━━━━━ Given records
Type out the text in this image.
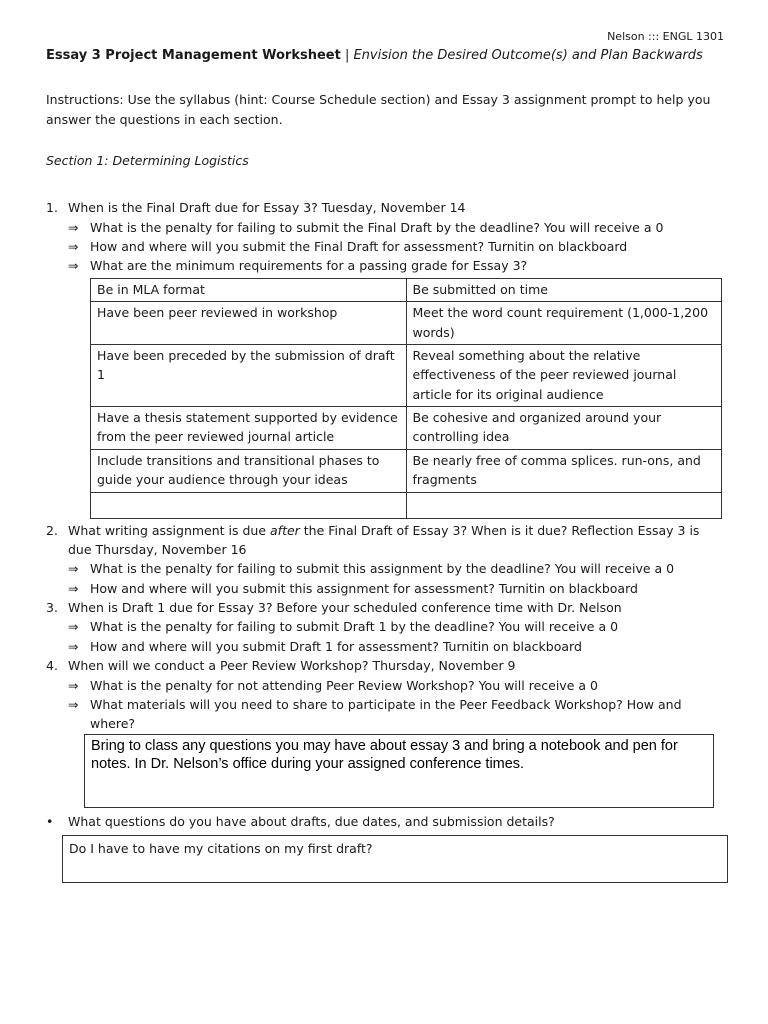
Nelson ::: ENGL 1301
Essay 3 Project Management Worksheet | Envision the Desired Outcome(s) and Plan Backwards
Instructions: Use the syllabus (hint: Course Schedule section) and Essay 3 assignment prompt to help you answer the questions in each section.
Section 1: Determining Logistics
1. When is the Final Draft due for Essay 3? Tuesday, November 14
⇒ What is the penalty for failing to submit the Final Draft by the deadline? You will receive a 0
⇒ How and where will you submit the Final Draft for assessment? Turnitin on blackboard
⇒ What are the minimum requirements for a passing grade for Essay 3?
Be in MLA format	Be submitted on time
Have been peer reviewed in workshop	Meet the word count requirement (1,000-1,200 words)
Have been preceded by the submission of draft 1	Reveal something about the relative effectiveness of the peer reviewed journal article for its original audience
Have a thesis statement supported by evidence from the peer reviewed journal article	Be cohesive and organized around your controlling idea
Include transitions and transitional phases to guide your audience through your ideas	Be nearly free of comma splices. run-ons, and fragments

2. What writing assignment is due after the Final Draft of Essay 3? When is it due? Reflection Essay 3 is due Thursday, November 16
⇒ What is the penalty for failing to submit this assignment by the deadline? You will receive a 0
⇒ How and where will you submit this assignment for assessment? Turnitin on blackboard
3. When is Draft 1 due for Essay 3? Before your scheduled conference time with Dr. Nelson
⇒ What is the penalty for failing to submit Draft 1 by the deadline? You will receive a 0
⇒ How and where will you submit Draft 1 for assessment? Turnitin on blackboard
4. When will we conduct a Peer Review Workshop? Thursday, November 9
⇒ What is the penalty for not attending Peer Review Workshop? You will receive a 0
⇒ What materials will you need to share to participate in the Peer Feedback Workshop? How and where?
Bring to class any questions you may have about essay 3 and bring a notebook and pen for notes. In Dr. Nelson’s office during your assigned conference times.
• What questions do you have about drafts, due dates, and submission details?
Do I have to have my citations on my first draft?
━━━━━━━━━━
(Work instructions): Say how many lines contain "Final", and give nothing but that number.

(Problem solution): 4